(Given instruction): Every line of the material below should be repeated exactly.
## BEGIN Source material
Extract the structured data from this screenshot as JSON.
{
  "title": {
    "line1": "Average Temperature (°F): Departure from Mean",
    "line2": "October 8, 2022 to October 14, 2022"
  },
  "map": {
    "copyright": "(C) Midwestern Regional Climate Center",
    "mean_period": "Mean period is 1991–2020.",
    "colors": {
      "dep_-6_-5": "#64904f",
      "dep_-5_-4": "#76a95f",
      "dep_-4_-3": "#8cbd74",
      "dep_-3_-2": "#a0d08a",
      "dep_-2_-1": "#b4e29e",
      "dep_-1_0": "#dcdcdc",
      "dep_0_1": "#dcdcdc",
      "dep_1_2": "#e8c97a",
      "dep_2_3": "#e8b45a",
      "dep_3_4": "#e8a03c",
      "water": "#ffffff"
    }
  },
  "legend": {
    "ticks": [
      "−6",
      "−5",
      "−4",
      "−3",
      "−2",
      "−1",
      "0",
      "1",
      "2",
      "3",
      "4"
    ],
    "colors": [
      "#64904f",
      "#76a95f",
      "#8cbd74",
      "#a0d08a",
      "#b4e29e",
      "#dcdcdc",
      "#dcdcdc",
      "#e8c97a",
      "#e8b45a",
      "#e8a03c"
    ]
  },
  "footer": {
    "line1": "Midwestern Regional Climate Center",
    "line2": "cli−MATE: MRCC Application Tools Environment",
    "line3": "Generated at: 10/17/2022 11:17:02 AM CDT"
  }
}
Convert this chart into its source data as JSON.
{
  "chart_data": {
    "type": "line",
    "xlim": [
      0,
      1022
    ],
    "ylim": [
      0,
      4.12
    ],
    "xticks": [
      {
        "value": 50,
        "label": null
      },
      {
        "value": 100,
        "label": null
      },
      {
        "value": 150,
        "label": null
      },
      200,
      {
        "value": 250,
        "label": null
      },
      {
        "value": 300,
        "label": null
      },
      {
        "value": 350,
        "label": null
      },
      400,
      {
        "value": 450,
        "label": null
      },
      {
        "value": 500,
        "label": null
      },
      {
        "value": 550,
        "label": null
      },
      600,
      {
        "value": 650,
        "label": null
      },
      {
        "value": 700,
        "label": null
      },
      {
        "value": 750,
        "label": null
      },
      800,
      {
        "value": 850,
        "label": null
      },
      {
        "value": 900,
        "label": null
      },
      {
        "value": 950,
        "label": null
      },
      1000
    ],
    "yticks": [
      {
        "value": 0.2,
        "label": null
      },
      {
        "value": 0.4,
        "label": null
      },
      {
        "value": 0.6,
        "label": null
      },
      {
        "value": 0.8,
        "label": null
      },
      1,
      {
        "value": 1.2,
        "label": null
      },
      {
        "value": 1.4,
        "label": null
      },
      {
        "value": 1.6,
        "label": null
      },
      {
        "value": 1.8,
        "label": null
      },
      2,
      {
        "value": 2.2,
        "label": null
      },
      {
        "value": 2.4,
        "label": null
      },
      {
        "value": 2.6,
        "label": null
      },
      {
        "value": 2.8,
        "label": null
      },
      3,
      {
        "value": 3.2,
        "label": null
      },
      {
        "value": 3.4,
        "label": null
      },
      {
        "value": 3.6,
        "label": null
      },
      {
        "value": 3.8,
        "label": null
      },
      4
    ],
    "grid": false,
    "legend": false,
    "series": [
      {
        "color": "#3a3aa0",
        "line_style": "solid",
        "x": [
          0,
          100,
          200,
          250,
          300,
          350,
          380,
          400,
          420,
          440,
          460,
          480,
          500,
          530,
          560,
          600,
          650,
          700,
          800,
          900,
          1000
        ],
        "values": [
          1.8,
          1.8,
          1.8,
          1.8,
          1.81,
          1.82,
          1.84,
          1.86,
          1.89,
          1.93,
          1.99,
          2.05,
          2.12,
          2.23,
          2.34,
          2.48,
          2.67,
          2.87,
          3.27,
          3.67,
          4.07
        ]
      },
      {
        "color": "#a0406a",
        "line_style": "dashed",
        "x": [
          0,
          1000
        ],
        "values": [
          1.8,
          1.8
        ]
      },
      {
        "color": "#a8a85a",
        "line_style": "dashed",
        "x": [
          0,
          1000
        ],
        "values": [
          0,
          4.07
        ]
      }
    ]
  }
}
## END Source material
(Answer for this exercise):
Extract the structured data from this screenshot as JSON.
{
  "title": {
    "line1": "Average Temperature (°F): Departure from Mean",
    "line2": "October 8, 2022 to October 14, 2022"
  },
  "map": {
    "copyright": "(C) Midwestern Regional Climate Center",
    "mean_period": "Mean period is 1991–2020.",
    "colors": {
      "dep_-6_-5": "#64904f",
      "dep_-5_-4": "#76a95f",
      "dep_-4_-3": "#8cbd74",
      "dep_-3_-2": "#a0d08a",
      "dep_-2_-1": "#b4e29e",
      "dep_-1_0": "#dcdcdc",
      "dep_0_1": "#dcdcdc",
      "dep_1_2": "#e8c97a",
      "dep_2_3": "#e8b45a",
      "dep_3_4": "#e8a03c",
      "water": "#ffffff"
    }
  },
  "legend": {
    "ticks": [
      "−6",
      "−5",
      "−4",
      "−3",
      "−2",
      "−1",
      "0",
      "1",
      "2",
      "3",
      "4"
    ],
    "colors": [
      "#64904f",
      "#76a95f",
      "#8cbd74",
      "#a0d08a",
      "#b4e29e",
      "#dcdcdc",
      "#dcdcdc",
      "#e8c97a",
      "#e8b45a",
      "#e8a03c"
    ]
  },
  "footer": {
    "line1": "Midwestern Regional Climate Center",
    "line2": "cli−MATE: MRCC Application Tools Environment",
    "line3": "Generated at: 10/17/2022 11:17:02 AM CDT"
  }
}
Convert this chart into its source data as JSON.
{
  "chart_data": {
    "type": "line",
    "xlim": [
      0,
      1022
    ],
    "ylim": [
      0,
      4.12
    ],
    "xticks": [
      {
        "value": 50,
        "label": null
      },
      {
        "value": 100,
        "label": null
      },
      {
        "value": 150,
        "label": null
      },
      200,
      {
        "value": 250,
        "label": null
      },
      {
        "value": 300,
        "label": null
      },
      {
        "value": 350,
        "label": null
      },
      400,
      {
        "value": 450,
        "label": null
      },
      {
        "value": 500,
        "label": null
      },
      {
        "value": 550,
        "label": null
      },
      600,
      {
        "value": 650,
        "label": null
      },
      {
        "value": 700,
        "label": null
      },
      {
        "value": 750,
        "label": null
      },
      800,
      {
        "value": 850,
        "label": null
      },
      {
        "value": 900,
        "label": null
      },
      {
        "value": 950,
        "label": null
      },
      1000
    ],
    "yticks": [
      {
        "value": 0.2,
        "label": null
      },
      {
        "value": 0.4,
        "label": null
      },
      {
        "value": 0.6,
        "label": null
      },
      {
        "value": 0.8,
        "label": null
      },
      1,
      {
        "value": 1.2,
        "label": null
      },
      {
        "value": 1.4,
        "label": null
      },
      {
        "value": 1.6,
        "label": null
      },
      {
        "value": 1.8,
        "label": null
      },
      2,
      {
        "value": 2.2,
        "label": null
      },
      {
        "value": 2.4,
        "label": null
      },
      {
        "value": 2.6,
        "label": null
      },
      {
        "value": 2.8,
        "label": null
      },
      3,
      {
        "value": 3.2,
        "label": null
      },
      {
        "value": 3.4,
        "label": null
      },
      {
        "value": 3.6,
        "label": null
      },
      {
        "value": 3.8,
        "label": null
      },
      4
    ],
    "grid": false,
    "legend": false,
    "series": [
      {
        "color": "#3a3aa0",
        "line_style": "solid",
        "x": [
          0,
          100,
          200,
          250,
          300,
          350,
          380,
          400,
          420,
          440,
          460,
          480,
          500,
          530,
          560,
          600,
          650,
          700,
          800,
          900,
          1000
        ],
        "values": [
          1.8,
          1.8,
          1.8,
          1.8,
          1.81,
          1.82,
          1.84,
          1.86,
          1.89,
          1.93,
          1.99,
          2.05,
          2.12,
          2.23,
          2.34,
          2.48,
          2.67,
          2.87,
          3.27,
          3.67,
          4.07
        ]
      },
      {
        "color": "#a0406a",
        "line_style": "dashed",
        "x": [
          0,
          1000
        ],
        "values": [
          1.8,
          1.8
        ]
      },
      {
        "color": "#a8a85a",
        "line_style": "dashed",
        "x": [
          0,
          1000
        ],
        "values": [
          0,
          4.07
        ]
      }
    ]
  }
}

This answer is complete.